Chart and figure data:
————————
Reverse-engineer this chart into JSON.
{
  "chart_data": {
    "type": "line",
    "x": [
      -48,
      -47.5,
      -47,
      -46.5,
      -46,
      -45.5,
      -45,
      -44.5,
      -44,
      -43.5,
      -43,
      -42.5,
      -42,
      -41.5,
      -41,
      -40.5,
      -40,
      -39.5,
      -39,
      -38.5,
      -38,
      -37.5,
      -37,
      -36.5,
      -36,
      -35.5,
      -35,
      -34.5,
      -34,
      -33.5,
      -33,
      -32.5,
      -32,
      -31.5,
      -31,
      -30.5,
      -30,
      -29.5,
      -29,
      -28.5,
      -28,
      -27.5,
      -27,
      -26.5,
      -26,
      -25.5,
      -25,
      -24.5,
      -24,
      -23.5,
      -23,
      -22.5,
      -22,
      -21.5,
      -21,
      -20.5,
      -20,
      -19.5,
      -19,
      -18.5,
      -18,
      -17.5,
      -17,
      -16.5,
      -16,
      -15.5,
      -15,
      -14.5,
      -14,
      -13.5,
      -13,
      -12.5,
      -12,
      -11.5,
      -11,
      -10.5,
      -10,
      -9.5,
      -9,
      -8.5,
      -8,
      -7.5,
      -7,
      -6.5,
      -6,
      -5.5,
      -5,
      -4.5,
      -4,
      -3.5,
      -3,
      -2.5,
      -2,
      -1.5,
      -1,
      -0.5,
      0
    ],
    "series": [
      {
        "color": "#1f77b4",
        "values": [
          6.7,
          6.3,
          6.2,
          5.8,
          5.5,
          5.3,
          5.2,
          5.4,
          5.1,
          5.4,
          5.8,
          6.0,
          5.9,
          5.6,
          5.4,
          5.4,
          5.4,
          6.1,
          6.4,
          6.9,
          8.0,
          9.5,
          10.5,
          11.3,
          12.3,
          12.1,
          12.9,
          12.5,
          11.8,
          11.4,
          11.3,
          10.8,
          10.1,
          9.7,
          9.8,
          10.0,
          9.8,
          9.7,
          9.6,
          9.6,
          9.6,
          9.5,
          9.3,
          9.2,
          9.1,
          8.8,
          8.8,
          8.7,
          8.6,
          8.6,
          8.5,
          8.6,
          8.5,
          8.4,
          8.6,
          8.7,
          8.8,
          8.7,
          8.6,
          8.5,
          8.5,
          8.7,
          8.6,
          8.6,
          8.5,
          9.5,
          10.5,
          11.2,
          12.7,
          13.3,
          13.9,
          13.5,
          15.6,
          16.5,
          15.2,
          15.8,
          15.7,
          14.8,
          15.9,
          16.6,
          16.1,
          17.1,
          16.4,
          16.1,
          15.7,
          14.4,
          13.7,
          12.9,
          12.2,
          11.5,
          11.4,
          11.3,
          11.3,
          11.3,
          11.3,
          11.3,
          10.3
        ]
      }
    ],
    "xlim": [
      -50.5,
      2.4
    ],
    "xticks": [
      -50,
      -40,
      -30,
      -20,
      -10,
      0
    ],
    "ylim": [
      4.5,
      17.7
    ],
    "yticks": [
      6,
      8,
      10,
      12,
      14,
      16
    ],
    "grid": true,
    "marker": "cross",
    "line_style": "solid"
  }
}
————————
_Stated task:_ Take the lines above and retype all of them exactly.

_Output for this exercise:_
Reverse-engineer this chart into JSON.
{
  "chart_data": {
    "type": "line",
    "x": [
      -48,
      -47.5,
      -47,
      -46.5,
      -46,
      -45.5,
      -45,
      -44.5,
      -44,
      -43.5,
      -43,
      -42.5,
      -42,
      -41.5,
      -41,
      -40.5,
      -40,
      -39.5,
      -39,
      -38.5,
      -38,
      -37.5,
      -37,
      -36.5,
      -36,
      -35.5,
      -35,
      -34.5,
      -34,
      -33.5,
      -33,
      -32.5,
      -32,
      -31.5,
      -31,
      -30.5,
      -30,
      -29.5,
      -29,
      -28.5,
      -28,
      -27.5,
      -27,
      -26.5,
      -26,
      -25.5,
      -25,
      -24.5,
      -24,
      -23.5,
      -23,
      -22.5,
      -22,
      -21.5,
      -21,
      -20.5,
      -20,
      -19.5,
      -19,
      -18.5,
      -18,
      -17.5,
      -17,
      -16.5,
      -16,
      -15.5,
      -15,
      -14.5,
      -14,
      -13.5,
      -13,
      -12.5,
      -12,
      -11.5,
      -11,
      -10.5,
      -10,
      -9.5,
      -9,
      -8.5,
      -8,
      -7.5,
      -7,
      -6.5,
      -6,
      -5.5,
      -5,
      -4.5,
      -4,
      -3.5,
      -3,
      -2.5,
      -2,
      -1.5,
      -1,
      -0.5,
      0
    ],
    "series": [
      {
        "color": "#1f77b4",
        "values": [
          6.7,
          6.3,
          6.2,
          5.8,
          5.5,
          5.3,
          5.2,
          5.4,
          5.1,
          5.4,
          5.8,
          6.0,
          5.9,
          5.6,
          5.4,
          5.4,
          5.4,
          6.1,
          6.4,
          6.9,
          8.0,
          9.5,
          10.5,
          11.3,
          12.3,
          12.1,
          12.9,
          12.5,
          11.8,
          11.4,
          11.3,
          10.8,
          10.1,
          9.7,
          9.8,
          10.0,
          9.8,
          9.7,
          9.6,
          9.6,
          9.6,
          9.5,
          9.3,
          9.2,
          9.1,
          8.8,
          8.8,
          8.7,
          8.6,
          8.6,
          8.5,
          8.6,
          8.5,
          8.4,
          8.6,
          8.7,
          8.8,
          8.7,
          8.6,
          8.5,
          8.5,
          8.7,
          8.6,
          8.6,
          8.5,
          9.5,
          10.5,
          11.2,
          12.7,
          13.3,
          13.9,
          13.5,
          15.6,
          16.5,
          15.2,
          15.8,
          15.7,
          14.8,
          15.9,
          16.6,
          16.1,
          17.1,
          16.4,
          16.1,
          15.7,
          14.4,
          13.7,
          12.9,
          12.2,
          11.5,
          11.4,
          11.3,
          11.3,
          11.3,
          11.3,
          11.3,
          10.3
        ]
      }
    ],
    "xlim": [
      -50.5,
      2.4
    ],
    "xticks": [
      -50,
      -40,
      -30,
      -20,
      -10,
      0
    ],
    "ylim": [
      4.5,
      17.7
    ],
    "yticks": [
      6,
      8,
      10,
      12,
      14,
      16
    ],
    "grid": true,
    "marker": "cross",
    "line_style": "solid"
  }
}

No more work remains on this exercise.